-- Start Task input --

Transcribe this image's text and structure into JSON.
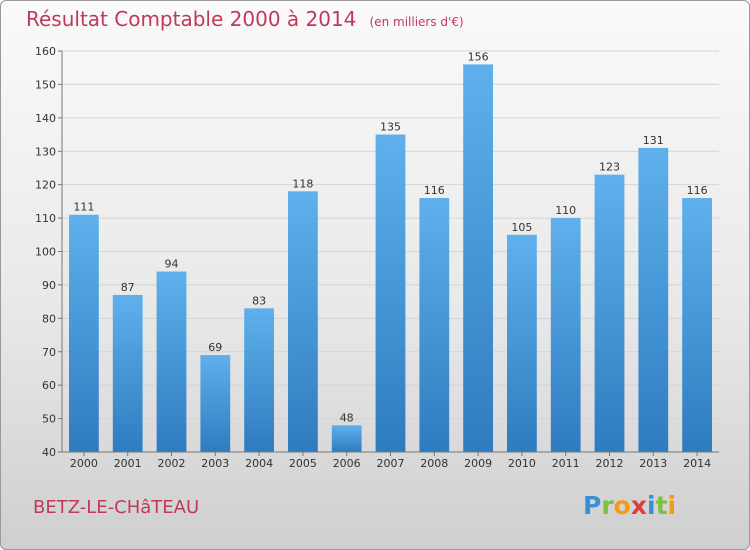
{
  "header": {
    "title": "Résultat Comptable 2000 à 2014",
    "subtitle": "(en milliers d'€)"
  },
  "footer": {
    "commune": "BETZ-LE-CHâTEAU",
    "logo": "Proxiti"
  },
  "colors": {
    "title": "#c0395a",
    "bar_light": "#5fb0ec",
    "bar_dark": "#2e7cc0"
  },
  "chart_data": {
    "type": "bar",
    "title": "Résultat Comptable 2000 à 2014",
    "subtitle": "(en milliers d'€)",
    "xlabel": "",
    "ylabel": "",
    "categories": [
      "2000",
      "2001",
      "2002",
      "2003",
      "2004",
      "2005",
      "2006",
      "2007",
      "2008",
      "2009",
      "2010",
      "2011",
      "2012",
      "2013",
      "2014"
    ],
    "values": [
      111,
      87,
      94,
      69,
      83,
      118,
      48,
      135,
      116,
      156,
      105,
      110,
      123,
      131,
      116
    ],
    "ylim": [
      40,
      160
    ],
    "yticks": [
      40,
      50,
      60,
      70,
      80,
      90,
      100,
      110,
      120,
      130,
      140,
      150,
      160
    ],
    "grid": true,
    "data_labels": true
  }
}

-- End Task input --
-- Start Task input --

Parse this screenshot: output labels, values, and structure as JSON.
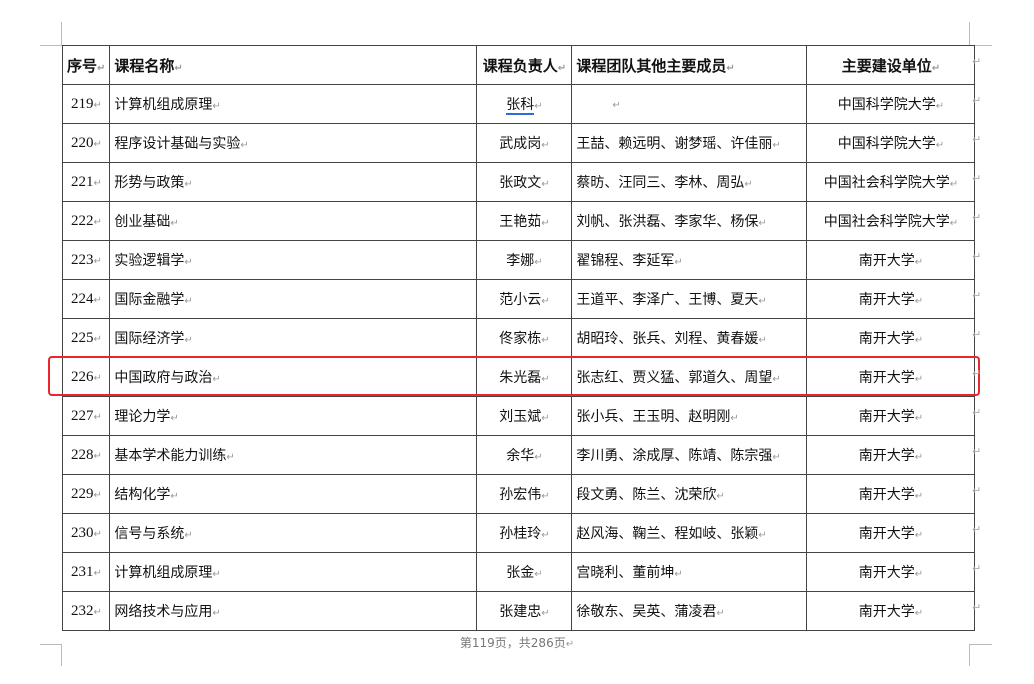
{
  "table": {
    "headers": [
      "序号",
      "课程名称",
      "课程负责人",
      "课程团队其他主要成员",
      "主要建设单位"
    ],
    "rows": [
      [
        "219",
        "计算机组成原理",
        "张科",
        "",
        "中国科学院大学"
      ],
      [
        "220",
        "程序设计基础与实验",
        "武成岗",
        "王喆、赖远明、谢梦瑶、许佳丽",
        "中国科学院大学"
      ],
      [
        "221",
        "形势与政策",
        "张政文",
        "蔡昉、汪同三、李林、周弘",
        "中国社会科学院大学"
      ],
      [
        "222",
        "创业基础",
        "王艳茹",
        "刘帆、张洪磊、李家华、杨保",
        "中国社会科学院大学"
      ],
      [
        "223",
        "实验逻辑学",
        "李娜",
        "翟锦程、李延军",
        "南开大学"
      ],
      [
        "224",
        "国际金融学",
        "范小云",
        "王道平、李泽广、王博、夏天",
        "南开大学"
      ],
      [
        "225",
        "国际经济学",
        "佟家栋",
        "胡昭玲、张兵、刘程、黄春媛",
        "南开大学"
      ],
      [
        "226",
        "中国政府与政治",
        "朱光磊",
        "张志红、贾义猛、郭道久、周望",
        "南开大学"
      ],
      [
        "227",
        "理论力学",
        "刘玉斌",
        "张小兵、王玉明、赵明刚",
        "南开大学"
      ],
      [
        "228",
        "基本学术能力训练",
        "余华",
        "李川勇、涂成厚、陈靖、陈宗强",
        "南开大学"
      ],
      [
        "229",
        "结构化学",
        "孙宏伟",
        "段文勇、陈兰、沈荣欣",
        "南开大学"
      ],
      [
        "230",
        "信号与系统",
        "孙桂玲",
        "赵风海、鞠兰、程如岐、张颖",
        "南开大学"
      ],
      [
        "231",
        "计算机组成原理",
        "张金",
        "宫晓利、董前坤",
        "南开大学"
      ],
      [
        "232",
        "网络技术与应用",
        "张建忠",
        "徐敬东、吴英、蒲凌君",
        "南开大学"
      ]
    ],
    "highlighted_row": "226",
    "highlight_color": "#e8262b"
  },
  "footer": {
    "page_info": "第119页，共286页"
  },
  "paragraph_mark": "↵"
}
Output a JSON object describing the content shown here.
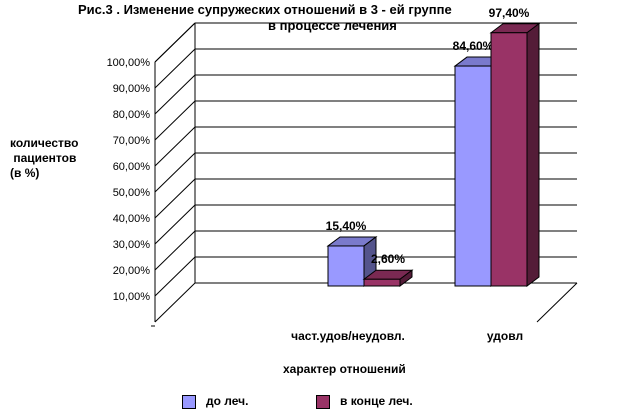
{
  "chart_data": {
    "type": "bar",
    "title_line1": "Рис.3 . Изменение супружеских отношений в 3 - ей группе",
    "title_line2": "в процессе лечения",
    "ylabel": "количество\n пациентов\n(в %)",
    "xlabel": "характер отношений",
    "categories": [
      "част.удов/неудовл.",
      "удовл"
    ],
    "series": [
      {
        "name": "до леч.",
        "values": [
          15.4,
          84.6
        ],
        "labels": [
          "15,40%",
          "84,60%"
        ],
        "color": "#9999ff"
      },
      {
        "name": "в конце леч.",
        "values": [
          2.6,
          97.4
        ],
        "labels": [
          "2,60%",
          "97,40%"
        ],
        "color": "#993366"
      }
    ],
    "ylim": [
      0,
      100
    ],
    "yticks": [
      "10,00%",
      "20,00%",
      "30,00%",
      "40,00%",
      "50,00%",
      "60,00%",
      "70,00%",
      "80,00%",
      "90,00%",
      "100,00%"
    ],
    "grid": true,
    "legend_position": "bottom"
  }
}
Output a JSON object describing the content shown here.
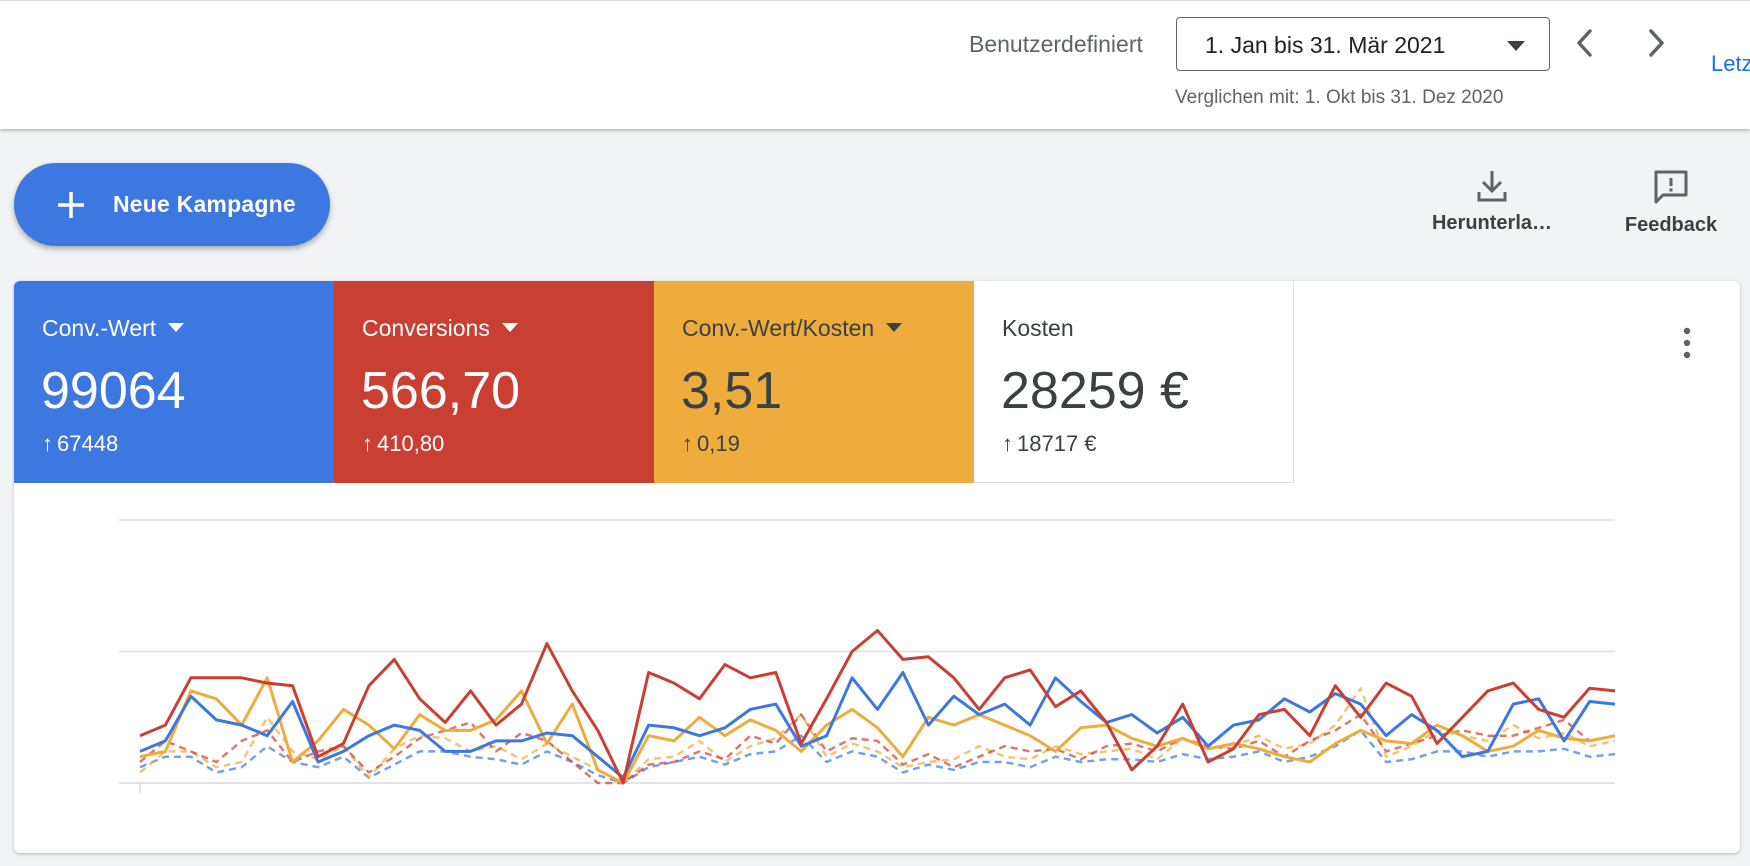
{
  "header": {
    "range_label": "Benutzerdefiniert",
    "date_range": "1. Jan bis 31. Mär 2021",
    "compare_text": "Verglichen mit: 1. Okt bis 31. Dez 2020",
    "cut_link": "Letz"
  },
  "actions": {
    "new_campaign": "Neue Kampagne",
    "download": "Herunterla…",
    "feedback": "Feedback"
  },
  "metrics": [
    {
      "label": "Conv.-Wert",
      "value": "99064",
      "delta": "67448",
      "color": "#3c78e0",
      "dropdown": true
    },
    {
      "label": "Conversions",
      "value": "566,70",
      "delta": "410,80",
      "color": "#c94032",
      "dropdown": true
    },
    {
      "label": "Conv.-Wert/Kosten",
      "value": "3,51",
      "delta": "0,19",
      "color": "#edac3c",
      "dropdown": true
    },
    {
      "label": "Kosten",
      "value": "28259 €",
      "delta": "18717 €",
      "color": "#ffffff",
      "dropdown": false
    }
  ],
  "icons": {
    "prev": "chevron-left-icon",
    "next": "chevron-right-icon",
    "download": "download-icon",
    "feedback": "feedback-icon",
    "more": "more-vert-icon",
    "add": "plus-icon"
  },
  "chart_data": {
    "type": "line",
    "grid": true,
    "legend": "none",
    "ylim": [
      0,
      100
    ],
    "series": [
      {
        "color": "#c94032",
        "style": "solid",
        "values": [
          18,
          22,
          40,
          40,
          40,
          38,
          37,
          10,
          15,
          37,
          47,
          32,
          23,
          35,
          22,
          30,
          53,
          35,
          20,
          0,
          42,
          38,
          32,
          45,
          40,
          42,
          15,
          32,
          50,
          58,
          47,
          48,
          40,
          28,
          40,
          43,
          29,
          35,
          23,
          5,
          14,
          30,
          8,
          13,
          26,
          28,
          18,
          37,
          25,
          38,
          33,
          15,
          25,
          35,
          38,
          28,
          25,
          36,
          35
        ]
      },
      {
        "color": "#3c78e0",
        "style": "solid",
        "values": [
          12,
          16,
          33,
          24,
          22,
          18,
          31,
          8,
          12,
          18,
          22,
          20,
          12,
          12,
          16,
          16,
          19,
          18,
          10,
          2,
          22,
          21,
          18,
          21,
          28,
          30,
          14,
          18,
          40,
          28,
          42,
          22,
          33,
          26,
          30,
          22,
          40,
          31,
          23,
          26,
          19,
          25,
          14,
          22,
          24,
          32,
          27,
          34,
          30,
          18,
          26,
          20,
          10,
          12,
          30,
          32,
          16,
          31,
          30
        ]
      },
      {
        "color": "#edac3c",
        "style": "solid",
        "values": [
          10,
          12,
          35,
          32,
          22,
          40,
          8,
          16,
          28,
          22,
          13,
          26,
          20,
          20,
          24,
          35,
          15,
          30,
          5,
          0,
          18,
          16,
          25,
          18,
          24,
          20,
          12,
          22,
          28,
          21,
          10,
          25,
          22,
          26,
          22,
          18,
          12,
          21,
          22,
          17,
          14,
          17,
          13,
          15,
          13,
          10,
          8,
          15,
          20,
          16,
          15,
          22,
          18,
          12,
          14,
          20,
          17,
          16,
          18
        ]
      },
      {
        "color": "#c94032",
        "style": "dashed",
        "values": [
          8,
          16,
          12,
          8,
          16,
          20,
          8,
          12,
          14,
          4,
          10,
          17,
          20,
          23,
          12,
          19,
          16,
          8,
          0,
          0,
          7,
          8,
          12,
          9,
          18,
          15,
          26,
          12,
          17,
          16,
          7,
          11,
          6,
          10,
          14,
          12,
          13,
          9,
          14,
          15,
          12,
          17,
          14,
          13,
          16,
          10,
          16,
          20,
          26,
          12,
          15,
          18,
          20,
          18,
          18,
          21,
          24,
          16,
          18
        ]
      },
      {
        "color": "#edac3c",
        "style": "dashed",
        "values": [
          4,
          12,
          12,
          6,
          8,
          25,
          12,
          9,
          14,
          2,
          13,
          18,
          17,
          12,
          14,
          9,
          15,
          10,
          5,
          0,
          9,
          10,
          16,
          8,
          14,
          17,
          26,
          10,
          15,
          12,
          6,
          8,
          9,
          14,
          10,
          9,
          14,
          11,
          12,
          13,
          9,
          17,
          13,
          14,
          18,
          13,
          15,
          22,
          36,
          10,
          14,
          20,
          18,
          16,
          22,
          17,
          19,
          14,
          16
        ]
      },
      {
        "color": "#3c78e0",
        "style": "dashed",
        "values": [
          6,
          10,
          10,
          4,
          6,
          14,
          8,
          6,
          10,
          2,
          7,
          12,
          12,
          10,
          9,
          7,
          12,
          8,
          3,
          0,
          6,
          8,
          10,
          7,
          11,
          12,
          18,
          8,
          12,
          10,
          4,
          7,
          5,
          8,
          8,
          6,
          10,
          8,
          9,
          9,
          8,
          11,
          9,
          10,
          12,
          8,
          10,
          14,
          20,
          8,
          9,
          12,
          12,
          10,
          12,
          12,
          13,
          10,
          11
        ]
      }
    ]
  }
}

-- End Task input --

**Your objective**
Lines that hold the word "ylabel" are the ones to return, every one of them.

**Solution**
    "ylabel": "",
    "ylabel": "количество\n пациентов\n(в %)",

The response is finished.